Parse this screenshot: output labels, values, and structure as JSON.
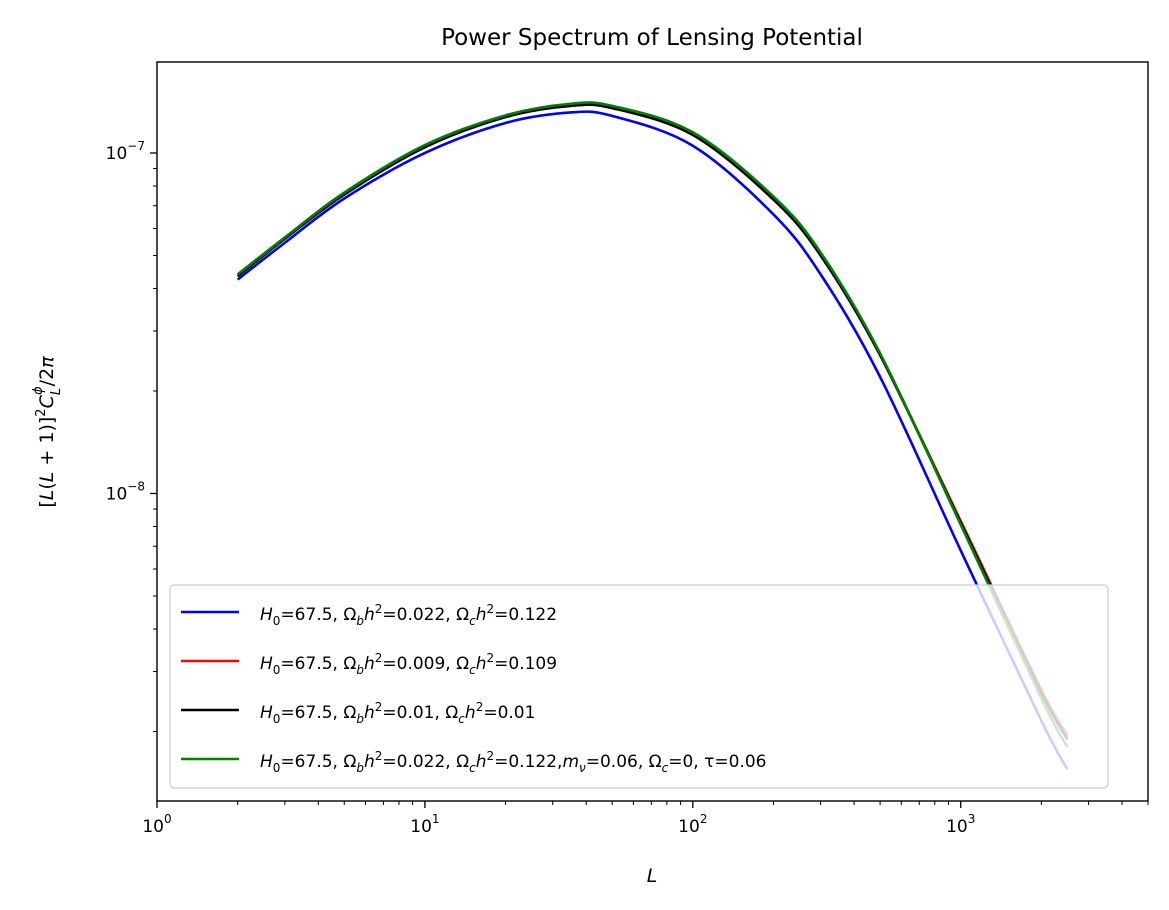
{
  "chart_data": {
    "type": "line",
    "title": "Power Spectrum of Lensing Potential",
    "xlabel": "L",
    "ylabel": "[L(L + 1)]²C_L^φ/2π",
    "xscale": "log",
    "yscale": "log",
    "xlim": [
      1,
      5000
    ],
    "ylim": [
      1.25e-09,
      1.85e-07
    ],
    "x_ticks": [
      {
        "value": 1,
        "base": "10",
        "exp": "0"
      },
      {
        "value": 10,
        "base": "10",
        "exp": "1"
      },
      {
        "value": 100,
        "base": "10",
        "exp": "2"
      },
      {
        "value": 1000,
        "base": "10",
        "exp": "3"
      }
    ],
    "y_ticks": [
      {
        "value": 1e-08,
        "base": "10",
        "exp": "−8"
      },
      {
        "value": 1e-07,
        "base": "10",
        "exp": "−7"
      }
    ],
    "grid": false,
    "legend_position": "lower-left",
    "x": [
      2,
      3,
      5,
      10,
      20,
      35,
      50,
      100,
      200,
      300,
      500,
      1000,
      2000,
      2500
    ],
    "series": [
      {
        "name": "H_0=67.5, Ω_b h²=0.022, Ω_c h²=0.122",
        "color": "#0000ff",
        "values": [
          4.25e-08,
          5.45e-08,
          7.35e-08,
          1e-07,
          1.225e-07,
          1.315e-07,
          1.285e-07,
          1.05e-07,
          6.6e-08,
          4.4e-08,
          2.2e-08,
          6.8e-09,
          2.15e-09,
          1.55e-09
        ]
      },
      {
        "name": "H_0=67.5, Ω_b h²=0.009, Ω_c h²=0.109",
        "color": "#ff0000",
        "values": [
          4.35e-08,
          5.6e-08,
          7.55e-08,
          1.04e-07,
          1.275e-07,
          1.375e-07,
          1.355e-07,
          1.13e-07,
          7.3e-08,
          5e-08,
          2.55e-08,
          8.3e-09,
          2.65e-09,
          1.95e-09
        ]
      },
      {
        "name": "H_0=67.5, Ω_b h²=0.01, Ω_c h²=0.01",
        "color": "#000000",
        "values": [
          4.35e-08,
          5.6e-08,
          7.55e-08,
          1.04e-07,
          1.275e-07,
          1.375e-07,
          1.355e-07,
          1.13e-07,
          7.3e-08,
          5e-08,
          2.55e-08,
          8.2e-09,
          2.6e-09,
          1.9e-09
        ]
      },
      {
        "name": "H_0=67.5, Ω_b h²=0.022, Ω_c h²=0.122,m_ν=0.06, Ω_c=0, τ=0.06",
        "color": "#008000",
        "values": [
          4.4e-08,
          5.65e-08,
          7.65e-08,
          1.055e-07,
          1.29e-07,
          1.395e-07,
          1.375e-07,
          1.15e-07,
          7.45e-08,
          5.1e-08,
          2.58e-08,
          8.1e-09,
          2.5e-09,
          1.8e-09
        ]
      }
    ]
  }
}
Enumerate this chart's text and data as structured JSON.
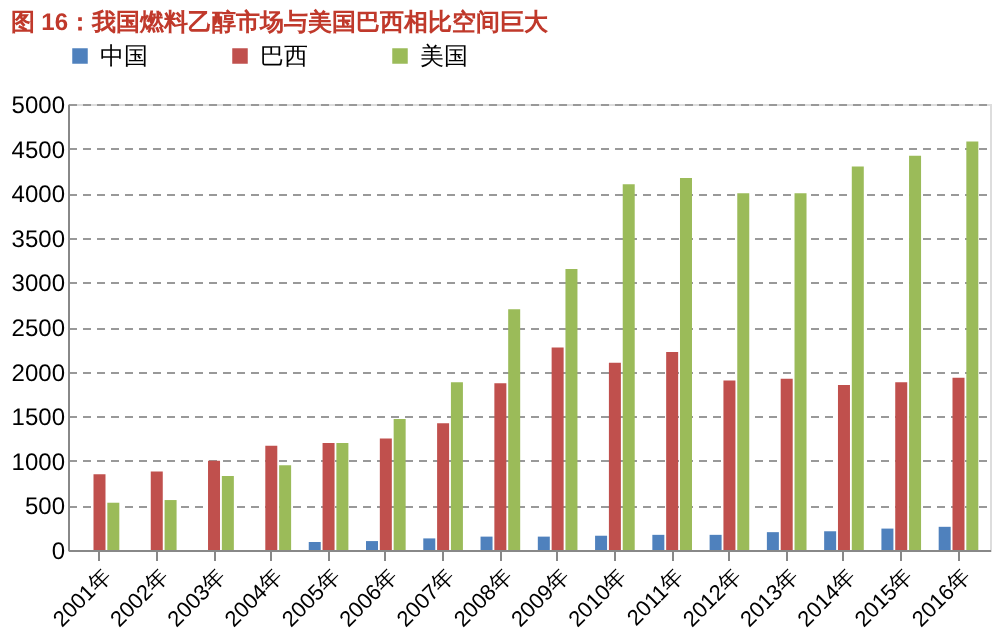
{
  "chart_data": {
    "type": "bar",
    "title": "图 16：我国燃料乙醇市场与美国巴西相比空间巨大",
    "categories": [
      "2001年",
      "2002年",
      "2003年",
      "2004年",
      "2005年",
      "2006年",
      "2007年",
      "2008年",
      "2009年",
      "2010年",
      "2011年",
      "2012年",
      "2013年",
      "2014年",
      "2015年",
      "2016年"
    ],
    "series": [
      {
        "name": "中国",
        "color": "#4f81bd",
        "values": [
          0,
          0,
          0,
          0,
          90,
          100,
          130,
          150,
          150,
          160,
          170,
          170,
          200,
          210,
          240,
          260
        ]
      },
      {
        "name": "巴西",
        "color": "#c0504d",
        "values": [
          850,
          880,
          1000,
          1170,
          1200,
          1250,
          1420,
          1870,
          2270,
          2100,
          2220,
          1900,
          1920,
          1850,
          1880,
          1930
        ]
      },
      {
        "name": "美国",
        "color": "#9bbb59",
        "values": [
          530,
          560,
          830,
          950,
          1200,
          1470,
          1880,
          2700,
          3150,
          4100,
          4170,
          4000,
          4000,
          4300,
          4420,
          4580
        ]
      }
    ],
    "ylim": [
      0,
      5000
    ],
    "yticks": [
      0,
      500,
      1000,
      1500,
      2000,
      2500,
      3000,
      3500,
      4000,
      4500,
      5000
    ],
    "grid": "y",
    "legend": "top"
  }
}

════════════════════

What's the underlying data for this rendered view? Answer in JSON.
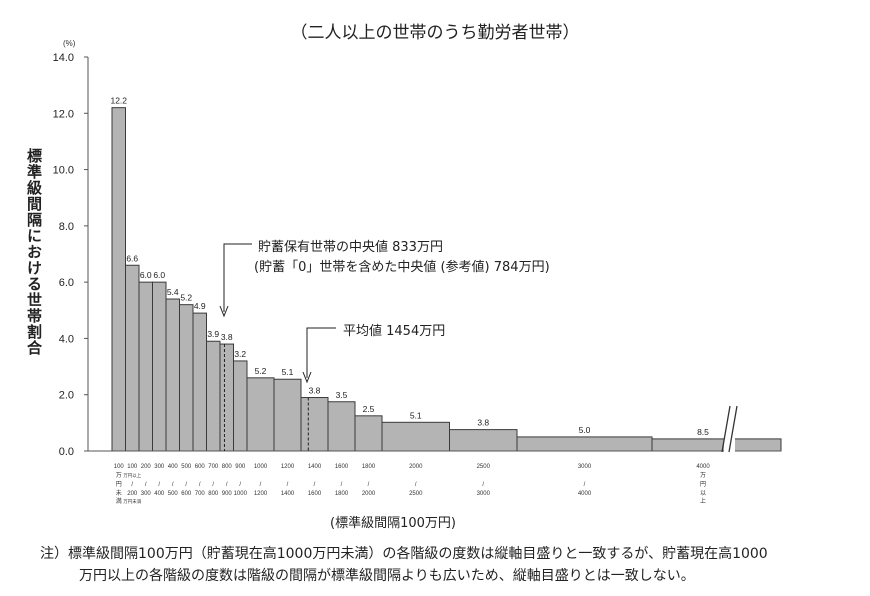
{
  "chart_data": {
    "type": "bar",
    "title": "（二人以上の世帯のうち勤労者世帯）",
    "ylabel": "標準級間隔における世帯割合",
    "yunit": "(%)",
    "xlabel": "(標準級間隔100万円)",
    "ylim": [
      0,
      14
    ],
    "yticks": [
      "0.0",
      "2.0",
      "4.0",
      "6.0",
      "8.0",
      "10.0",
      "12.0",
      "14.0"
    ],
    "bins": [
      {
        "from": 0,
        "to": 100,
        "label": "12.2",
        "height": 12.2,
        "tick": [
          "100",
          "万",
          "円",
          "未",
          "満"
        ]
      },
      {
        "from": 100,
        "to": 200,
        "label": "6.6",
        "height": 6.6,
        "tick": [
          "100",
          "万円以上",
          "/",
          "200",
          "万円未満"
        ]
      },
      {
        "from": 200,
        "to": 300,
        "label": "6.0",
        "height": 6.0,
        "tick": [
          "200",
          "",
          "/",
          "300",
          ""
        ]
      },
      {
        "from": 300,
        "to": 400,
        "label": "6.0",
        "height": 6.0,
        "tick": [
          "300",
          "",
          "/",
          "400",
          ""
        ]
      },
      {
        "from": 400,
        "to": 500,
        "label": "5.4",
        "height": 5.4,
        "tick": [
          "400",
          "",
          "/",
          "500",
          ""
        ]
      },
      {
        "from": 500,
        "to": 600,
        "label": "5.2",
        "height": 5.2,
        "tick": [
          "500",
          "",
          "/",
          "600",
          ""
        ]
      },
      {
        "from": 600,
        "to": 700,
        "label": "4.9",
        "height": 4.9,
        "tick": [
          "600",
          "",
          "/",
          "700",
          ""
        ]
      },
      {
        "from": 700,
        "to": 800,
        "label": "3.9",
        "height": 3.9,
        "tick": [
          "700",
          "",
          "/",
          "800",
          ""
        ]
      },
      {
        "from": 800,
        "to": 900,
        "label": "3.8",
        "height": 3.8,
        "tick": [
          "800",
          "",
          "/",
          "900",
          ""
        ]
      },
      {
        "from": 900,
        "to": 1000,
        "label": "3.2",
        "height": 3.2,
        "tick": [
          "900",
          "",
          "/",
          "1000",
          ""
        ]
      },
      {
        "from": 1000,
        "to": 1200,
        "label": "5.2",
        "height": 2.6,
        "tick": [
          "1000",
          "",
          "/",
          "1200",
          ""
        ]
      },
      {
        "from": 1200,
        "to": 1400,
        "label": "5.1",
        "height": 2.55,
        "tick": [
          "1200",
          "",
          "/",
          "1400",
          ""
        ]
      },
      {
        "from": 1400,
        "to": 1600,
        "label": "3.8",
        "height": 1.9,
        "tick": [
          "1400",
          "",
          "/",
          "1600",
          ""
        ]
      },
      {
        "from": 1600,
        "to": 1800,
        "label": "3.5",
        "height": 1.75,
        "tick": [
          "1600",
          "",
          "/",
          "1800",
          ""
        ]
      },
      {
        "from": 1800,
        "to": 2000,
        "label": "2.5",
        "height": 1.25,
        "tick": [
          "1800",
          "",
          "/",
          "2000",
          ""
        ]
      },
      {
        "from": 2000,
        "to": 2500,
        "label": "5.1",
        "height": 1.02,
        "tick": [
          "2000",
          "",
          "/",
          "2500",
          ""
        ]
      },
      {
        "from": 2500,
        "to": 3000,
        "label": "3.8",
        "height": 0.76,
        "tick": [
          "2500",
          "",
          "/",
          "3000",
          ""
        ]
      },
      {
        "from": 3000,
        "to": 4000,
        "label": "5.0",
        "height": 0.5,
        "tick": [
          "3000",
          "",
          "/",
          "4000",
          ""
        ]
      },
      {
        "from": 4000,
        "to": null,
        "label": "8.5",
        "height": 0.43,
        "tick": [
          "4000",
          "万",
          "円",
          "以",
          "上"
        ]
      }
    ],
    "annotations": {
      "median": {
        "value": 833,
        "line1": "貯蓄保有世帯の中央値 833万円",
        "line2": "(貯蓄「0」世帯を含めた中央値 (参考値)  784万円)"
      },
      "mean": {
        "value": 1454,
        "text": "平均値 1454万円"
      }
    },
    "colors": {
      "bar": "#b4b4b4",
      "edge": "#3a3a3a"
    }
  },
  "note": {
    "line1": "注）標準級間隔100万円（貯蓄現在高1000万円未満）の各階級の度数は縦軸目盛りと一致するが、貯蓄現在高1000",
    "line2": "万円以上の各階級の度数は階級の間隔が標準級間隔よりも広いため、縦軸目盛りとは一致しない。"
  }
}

════════════════════

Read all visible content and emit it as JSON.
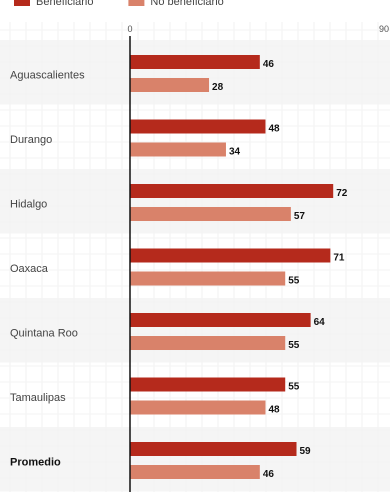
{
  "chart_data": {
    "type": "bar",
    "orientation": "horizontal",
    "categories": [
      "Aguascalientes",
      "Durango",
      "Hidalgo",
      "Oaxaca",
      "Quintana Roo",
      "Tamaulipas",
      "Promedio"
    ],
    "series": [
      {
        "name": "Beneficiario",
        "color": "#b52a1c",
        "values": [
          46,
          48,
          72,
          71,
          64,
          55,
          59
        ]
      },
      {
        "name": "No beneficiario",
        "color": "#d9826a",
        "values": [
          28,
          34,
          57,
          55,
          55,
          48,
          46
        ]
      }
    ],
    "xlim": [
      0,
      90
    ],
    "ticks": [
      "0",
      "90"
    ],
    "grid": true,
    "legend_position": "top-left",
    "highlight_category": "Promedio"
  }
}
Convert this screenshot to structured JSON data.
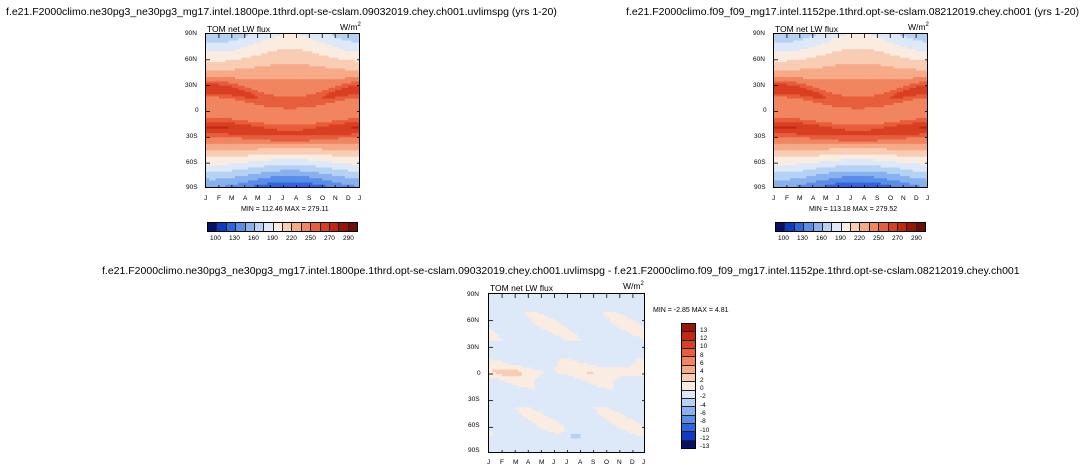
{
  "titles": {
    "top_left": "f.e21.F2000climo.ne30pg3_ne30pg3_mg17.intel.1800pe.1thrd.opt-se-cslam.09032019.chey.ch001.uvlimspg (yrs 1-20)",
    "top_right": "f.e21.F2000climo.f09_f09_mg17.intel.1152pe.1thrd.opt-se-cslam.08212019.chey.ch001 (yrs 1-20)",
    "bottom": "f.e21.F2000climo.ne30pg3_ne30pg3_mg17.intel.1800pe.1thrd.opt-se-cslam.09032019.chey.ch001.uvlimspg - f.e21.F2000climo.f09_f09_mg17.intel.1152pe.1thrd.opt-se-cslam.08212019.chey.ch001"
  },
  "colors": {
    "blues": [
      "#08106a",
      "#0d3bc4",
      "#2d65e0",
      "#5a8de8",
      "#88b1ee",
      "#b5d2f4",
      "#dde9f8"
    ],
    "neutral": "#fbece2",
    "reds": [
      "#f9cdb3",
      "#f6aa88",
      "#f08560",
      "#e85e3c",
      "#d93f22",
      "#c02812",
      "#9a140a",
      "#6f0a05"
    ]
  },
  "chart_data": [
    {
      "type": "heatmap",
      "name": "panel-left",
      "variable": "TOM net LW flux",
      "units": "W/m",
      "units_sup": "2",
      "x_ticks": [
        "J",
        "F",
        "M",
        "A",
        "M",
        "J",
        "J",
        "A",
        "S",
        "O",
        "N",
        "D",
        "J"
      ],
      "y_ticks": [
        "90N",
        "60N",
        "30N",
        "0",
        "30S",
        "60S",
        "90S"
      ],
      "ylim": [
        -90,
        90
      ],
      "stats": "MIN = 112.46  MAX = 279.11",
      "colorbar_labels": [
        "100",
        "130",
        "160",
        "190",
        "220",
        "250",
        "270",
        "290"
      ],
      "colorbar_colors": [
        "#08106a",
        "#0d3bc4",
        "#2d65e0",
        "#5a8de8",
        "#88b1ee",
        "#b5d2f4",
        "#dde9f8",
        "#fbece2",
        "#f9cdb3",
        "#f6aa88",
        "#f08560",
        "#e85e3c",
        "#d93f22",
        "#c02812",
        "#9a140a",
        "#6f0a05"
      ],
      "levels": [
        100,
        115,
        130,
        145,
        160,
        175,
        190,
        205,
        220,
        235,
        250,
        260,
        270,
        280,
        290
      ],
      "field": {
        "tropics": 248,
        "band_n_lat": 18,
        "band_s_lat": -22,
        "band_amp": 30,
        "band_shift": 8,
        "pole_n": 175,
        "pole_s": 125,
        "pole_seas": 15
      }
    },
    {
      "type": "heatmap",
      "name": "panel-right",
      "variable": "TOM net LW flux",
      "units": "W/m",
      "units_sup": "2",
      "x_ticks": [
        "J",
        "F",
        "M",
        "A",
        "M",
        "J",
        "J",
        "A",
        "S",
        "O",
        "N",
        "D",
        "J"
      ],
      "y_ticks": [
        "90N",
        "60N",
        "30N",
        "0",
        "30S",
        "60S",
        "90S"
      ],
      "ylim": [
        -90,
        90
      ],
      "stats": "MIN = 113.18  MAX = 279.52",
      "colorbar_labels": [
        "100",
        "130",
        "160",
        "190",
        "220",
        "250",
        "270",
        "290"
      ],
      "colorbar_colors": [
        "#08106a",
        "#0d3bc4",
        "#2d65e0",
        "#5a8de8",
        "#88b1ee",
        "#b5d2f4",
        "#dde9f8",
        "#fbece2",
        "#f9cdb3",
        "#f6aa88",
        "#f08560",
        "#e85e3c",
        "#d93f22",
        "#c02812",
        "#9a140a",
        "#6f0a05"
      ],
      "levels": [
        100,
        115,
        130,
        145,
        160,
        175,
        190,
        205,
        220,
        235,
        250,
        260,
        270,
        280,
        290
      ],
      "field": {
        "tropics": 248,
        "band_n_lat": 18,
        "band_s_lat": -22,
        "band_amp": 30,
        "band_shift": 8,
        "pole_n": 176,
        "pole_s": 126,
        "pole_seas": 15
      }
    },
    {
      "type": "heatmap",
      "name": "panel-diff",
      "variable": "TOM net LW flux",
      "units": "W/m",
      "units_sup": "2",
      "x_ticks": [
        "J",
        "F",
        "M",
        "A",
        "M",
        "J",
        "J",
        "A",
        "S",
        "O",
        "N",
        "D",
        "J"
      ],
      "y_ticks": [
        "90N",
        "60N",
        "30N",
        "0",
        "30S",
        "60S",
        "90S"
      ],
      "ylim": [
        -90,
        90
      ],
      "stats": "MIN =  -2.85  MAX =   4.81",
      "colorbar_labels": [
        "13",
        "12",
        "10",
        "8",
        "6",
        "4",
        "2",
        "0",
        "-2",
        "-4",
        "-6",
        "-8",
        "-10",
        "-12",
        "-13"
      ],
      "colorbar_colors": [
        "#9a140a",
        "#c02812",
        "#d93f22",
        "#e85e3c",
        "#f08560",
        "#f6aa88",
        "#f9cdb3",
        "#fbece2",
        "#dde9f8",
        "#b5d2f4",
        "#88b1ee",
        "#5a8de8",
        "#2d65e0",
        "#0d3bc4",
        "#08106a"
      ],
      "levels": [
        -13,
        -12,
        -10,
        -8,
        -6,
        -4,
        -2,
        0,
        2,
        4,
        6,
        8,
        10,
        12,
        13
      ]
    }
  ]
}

════════════════════

- _WORK TO DO_:
Of all the lines in the listing above, how many contain the word "screenshot"? Answer with the number alone.

- _REPLY_:
2